- EXERCISE REQUIREMENTS
Check every line of the entries below for the word "JSON", and copy the ones that have it.

- RAW DATA

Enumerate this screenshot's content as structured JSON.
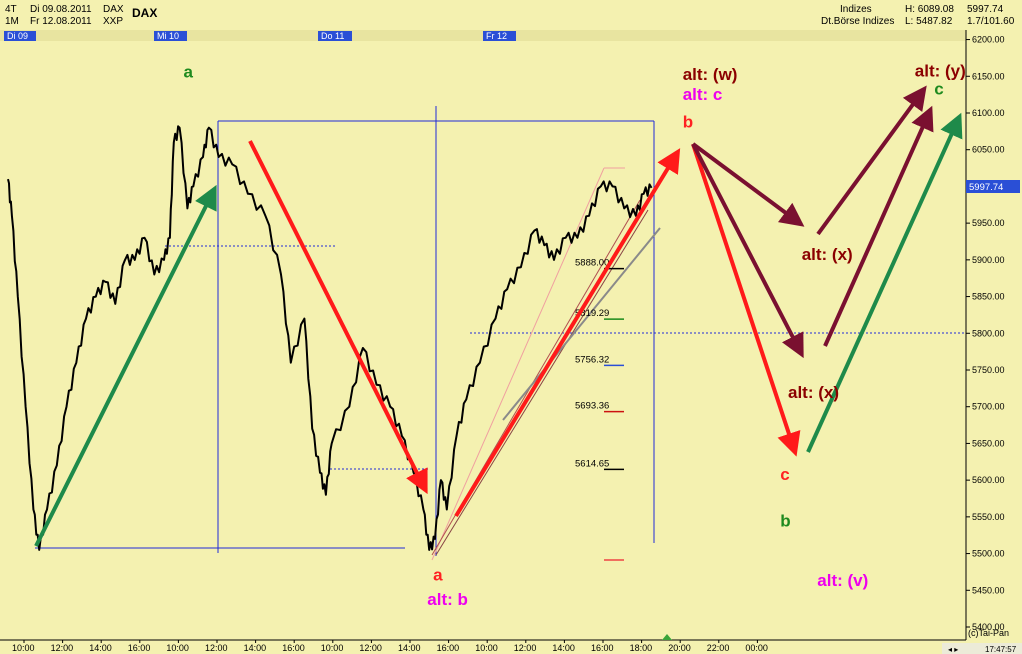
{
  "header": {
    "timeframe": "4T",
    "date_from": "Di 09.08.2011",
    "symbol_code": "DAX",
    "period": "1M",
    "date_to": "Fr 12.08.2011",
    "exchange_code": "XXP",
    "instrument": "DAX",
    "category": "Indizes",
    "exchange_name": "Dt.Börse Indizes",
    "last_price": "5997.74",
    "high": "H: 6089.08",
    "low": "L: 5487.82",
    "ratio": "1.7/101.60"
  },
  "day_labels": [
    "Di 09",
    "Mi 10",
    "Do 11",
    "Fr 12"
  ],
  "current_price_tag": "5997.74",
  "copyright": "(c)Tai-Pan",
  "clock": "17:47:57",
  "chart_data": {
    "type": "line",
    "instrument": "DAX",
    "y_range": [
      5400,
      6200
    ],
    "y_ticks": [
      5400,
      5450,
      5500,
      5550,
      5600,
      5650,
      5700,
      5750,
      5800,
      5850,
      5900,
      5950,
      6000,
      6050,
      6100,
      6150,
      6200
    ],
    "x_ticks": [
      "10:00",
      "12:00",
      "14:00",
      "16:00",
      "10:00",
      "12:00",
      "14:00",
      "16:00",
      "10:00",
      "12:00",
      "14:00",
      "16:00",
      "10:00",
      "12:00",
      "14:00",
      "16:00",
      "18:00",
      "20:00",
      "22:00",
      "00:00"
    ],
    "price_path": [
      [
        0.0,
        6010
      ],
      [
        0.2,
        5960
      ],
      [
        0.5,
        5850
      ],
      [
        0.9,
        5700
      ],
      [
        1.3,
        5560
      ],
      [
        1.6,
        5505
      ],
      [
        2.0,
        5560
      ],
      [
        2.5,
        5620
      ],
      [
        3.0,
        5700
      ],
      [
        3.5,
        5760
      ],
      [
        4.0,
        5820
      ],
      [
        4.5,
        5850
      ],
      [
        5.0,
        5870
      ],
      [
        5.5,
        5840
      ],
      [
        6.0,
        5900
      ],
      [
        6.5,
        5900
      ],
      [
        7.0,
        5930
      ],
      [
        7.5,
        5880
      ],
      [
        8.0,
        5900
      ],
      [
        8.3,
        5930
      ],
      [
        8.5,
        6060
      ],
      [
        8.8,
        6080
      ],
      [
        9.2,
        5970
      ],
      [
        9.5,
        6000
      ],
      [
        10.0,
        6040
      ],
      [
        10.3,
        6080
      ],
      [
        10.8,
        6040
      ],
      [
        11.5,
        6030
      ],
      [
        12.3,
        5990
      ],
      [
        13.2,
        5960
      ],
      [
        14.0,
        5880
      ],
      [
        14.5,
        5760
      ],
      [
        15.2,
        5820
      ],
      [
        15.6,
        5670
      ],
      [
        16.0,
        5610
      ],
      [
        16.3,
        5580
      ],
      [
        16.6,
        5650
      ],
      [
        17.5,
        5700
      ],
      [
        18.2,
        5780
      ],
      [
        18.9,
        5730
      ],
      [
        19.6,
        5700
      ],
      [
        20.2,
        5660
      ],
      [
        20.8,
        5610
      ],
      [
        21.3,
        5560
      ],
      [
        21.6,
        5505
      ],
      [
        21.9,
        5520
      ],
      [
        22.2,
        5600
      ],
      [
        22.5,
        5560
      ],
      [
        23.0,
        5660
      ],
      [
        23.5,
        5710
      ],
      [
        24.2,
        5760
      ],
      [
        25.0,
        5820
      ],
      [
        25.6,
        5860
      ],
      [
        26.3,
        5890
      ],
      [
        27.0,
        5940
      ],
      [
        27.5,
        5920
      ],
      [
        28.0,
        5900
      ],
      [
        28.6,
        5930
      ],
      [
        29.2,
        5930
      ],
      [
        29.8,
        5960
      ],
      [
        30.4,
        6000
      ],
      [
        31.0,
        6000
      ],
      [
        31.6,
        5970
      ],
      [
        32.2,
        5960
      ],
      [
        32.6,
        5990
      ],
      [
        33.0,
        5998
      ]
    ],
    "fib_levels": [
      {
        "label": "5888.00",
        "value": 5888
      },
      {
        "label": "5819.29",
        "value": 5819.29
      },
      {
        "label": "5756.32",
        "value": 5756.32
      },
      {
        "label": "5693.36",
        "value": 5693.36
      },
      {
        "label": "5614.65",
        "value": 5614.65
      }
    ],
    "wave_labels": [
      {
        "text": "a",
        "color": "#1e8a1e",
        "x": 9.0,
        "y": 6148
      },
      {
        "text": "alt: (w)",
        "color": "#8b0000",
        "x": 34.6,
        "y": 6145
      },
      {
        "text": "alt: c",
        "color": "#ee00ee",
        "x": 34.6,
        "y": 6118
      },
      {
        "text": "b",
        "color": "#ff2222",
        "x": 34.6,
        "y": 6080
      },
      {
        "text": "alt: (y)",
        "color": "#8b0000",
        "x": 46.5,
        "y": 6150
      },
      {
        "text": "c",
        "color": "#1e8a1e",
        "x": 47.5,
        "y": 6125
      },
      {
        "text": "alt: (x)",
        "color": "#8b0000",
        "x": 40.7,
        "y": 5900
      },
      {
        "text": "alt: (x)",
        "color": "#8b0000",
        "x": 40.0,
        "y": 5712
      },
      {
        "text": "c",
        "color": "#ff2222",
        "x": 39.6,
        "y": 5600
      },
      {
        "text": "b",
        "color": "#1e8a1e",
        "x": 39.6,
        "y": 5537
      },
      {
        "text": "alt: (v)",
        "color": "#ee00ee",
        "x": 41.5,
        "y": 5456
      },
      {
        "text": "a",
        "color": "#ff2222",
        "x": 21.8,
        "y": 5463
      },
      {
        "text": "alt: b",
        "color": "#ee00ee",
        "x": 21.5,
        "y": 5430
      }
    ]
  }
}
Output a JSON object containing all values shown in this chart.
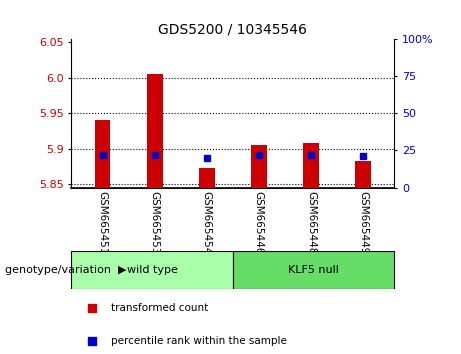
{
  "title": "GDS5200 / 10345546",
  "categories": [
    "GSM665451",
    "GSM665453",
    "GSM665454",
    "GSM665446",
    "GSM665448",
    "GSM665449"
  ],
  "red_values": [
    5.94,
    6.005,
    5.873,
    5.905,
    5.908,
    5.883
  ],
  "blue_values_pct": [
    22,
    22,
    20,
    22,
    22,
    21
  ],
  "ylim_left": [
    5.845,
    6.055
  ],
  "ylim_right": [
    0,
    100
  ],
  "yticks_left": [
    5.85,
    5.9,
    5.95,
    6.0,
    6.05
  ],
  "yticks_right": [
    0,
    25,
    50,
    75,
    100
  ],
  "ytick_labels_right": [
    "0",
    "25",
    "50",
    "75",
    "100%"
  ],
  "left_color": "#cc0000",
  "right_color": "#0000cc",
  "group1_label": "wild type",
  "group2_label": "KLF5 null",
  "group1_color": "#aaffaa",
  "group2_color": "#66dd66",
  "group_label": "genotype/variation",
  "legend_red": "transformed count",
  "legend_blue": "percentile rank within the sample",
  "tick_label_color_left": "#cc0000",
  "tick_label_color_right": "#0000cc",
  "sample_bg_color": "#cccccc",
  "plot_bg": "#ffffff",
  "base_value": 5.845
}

- THE RESPONSE
Enumerate this screenshot's content as structured JSON.
Output a JSON object containing all values shown in this chart.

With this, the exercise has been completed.